══ Listing ══

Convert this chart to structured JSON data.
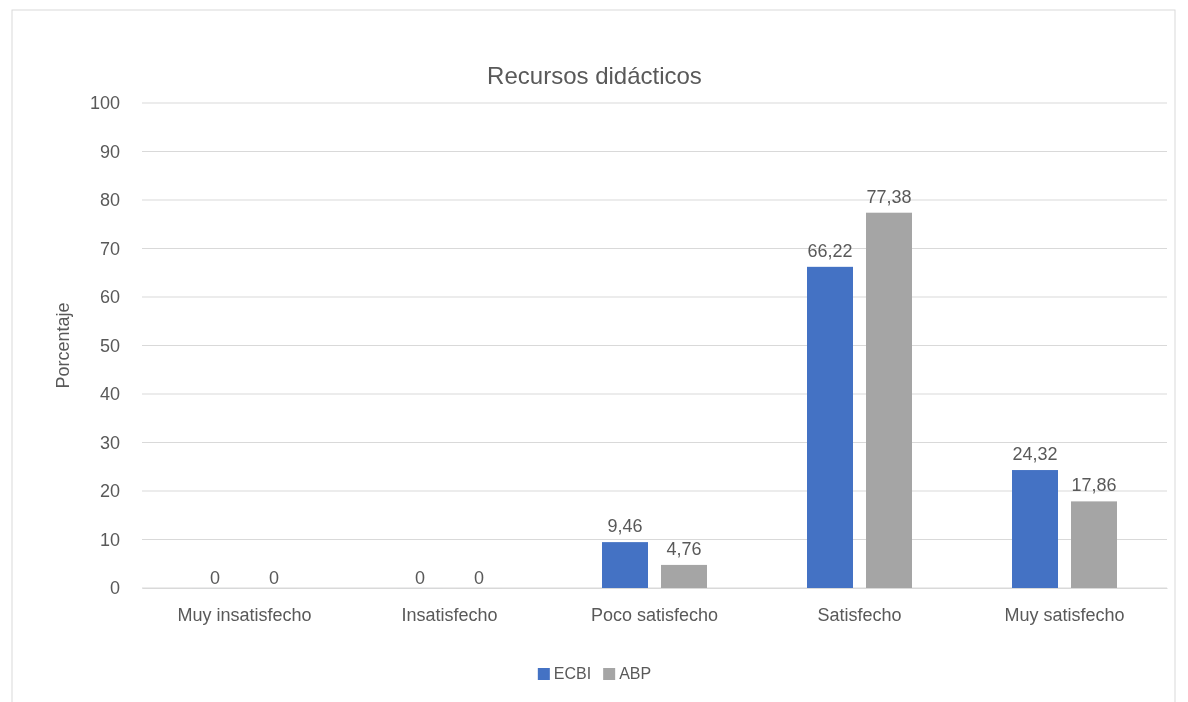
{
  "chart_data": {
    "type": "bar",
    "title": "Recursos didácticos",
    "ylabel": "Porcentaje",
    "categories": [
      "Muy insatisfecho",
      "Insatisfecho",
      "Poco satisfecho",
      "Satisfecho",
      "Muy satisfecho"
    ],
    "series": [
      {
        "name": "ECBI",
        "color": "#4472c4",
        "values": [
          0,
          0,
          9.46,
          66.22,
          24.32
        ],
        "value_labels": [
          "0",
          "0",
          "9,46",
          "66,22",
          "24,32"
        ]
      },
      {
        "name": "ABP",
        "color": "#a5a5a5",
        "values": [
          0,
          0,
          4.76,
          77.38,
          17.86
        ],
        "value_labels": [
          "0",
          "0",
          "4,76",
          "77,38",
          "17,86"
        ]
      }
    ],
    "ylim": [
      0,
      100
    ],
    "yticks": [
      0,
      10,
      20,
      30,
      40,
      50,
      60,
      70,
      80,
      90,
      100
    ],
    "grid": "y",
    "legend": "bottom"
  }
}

═══

→ **Given instruction**:
Without including any pictures, print each record exactly.

→ **Result for this exercise**:
Convert this chart to structured JSON data.
{
  "chart_data": {
    "type": "bar",
    "title": "Recursos didácticos",
    "ylabel": "Porcentaje",
    "categories": [
      "Muy insatisfecho",
      "Insatisfecho",
      "Poco satisfecho",
      "Satisfecho",
      "Muy satisfecho"
    ],
    "series": [
      {
        "name": "ECBI",
        "color": "#4472c4",
        "values": [
          0,
          0,
          9.46,
          66.22,
          24.32
        ],
        "value_labels": [
          "0",
          "0",
          "9,46",
          "66,22",
          "24,32"
        ]
      },
      {
        "name": "ABP",
        "color": "#a5a5a5",
        "values": [
          0,
          0,
          4.76,
          77.38,
          17.86
        ],
        "value_labels": [
          "0",
          "0",
          "4,76",
          "77,38",
          "17,86"
        ]
      }
    ],
    "ylim": [
      0,
      100
    ],
    "yticks": [
      0,
      10,
      20,
      30,
      40,
      50,
      60,
      70,
      80,
      90,
      100
    ],
    "grid": "y",
    "legend": "bottom"
  }
}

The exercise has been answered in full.